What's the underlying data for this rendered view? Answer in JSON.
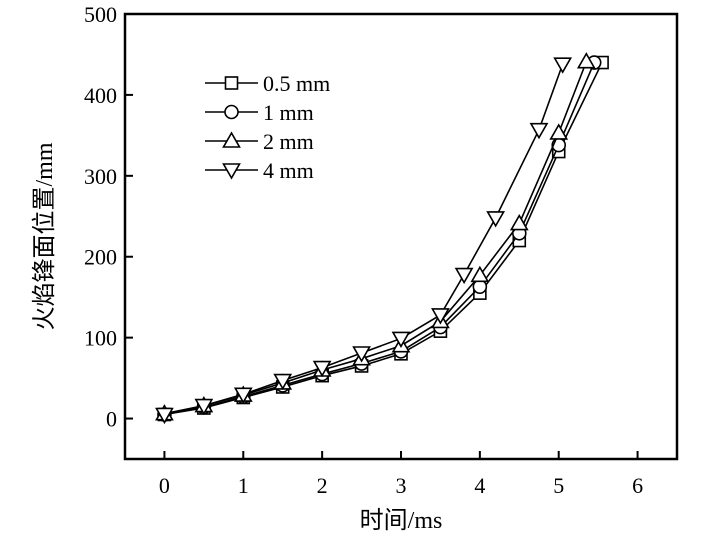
{
  "chart_data": {
    "type": "line",
    "xlabel": "时间/ms",
    "ylabel": "火焰锋面位置/mm",
    "xlim": [
      -0.5,
      6.5
    ],
    "ylim": [
      -50,
      500
    ],
    "xticks": [
      "0",
      "1",
      "2",
      "3",
      "4",
      "5",
      "6"
    ],
    "yticks": [
      "0",
      "100",
      "200",
      "300",
      "400",
      "500"
    ],
    "grid": false,
    "legend_position": "top-left",
    "series": [
      {
        "name": "0.5 mm",
        "marker": "square",
        "x": [
          0,
          0.5,
          1,
          1.5,
          2,
          2.5,
          3,
          3.5,
          4,
          4.5,
          5,
          5.55
        ],
        "y": [
          5,
          13,
          26,
          39,
          53,
          65,
          80,
          108,
          155,
          220,
          330,
          440
        ]
      },
      {
        "name": "1 mm",
        "marker": "circle",
        "x": [
          0,
          0.5,
          1,
          1.5,
          2,
          2.5,
          3,
          3.5,
          4,
          4.5,
          5,
          5.45
        ],
        "y": [
          5,
          14,
          27,
          41,
          55,
          68,
          83,
          113,
          163,
          229,
          338,
          440
        ]
      },
      {
        "name": "2 mm",
        "marker": "triangle-up",
        "x": [
          0,
          0.5,
          1,
          1.5,
          2,
          2.5,
          3,
          3.5,
          4,
          4.5,
          5,
          5.35
        ],
        "y": [
          6,
          16,
          29,
          44,
          60,
          74,
          90,
          120,
          177,
          241,
          353,
          441
        ]
      },
      {
        "name": "4 mm",
        "marker": "triangle-down",
        "x": [
          0,
          0.5,
          1,
          1.5,
          2,
          2.5,
          3,
          3.5,
          3.8,
          4.2,
          4.75,
          5.05
        ],
        "y": [
          5,
          16,
          30,
          47,
          63,
          81,
          99,
          128,
          178,
          248,
          357,
          438
        ]
      }
    ]
  }
}
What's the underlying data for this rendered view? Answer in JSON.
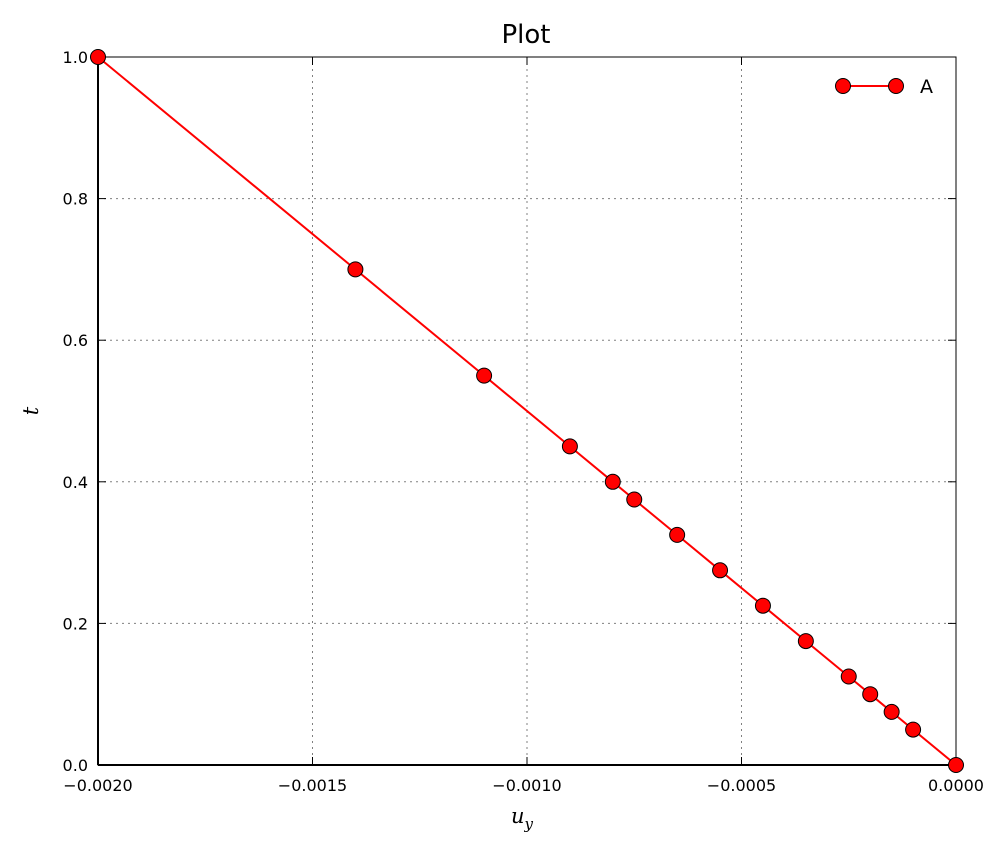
{
  "chart_data": {
    "type": "line",
    "title": "Plot",
    "xlabel": "u",
    "xlabel_sub": "y",
    "ylabel": "t",
    "xlim": [
      -0.002,
      0.0
    ],
    "ylim": [
      0.0,
      1.0
    ],
    "grid": true,
    "legend_position": "top-right",
    "xticks": [
      -0.002,
      -0.0015,
      -0.001,
      -0.0005,
      0.0
    ],
    "xtick_labels": [
      "−0.0020",
      "−0.0015",
      "−0.0010",
      "−0.0005",
      "0.0000"
    ],
    "yticks": [
      0.0,
      0.2,
      0.4,
      0.6,
      0.8,
      1.0
    ],
    "ytick_labels": [
      "0.0",
      "0.2",
      "0.4",
      "0.6",
      "0.8",
      "1.0"
    ],
    "series": [
      {
        "name": "A",
        "color": "#ff0000",
        "marker": "circle",
        "x": [
          0.0,
          -0.0001,
          -0.00015,
          -0.0002,
          -0.00025,
          -0.00035,
          -0.00045,
          -0.00055,
          -0.00065,
          -0.00075,
          -0.0008,
          -0.0009,
          -0.0011,
          -0.0014,
          -0.002
        ],
        "y": [
          0.0,
          0.05,
          0.075,
          0.1,
          0.125,
          0.175,
          0.225,
          0.275,
          0.325,
          0.375,
          0.4,
          0.45,
          0.55,
          0.7,
          1.0
        ]
      }
    ]
  }
}
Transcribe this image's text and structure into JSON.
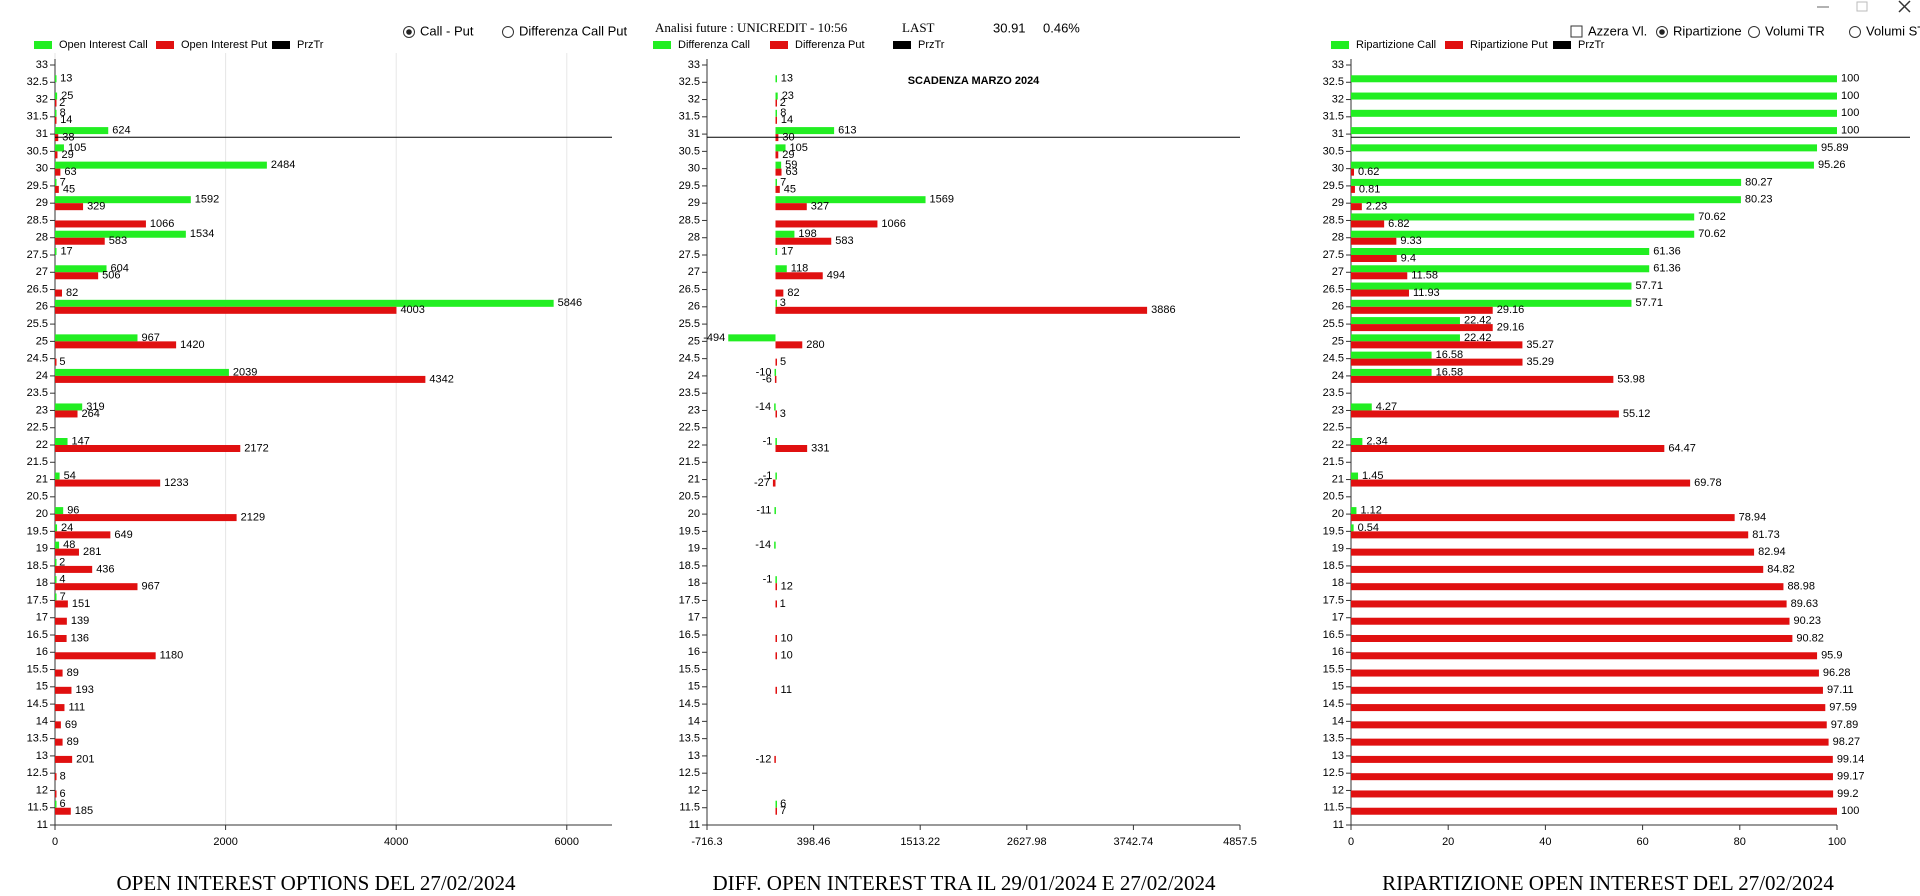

__Goal of the exercise__. Scan the records above for the string "name", then report every line that contains it.

__Result of this exercise__.
        "name": "0.5 mm",
        "name": "1 mm",
        "name": "2 mm",
        "name": "4 mm",
        "name": "A",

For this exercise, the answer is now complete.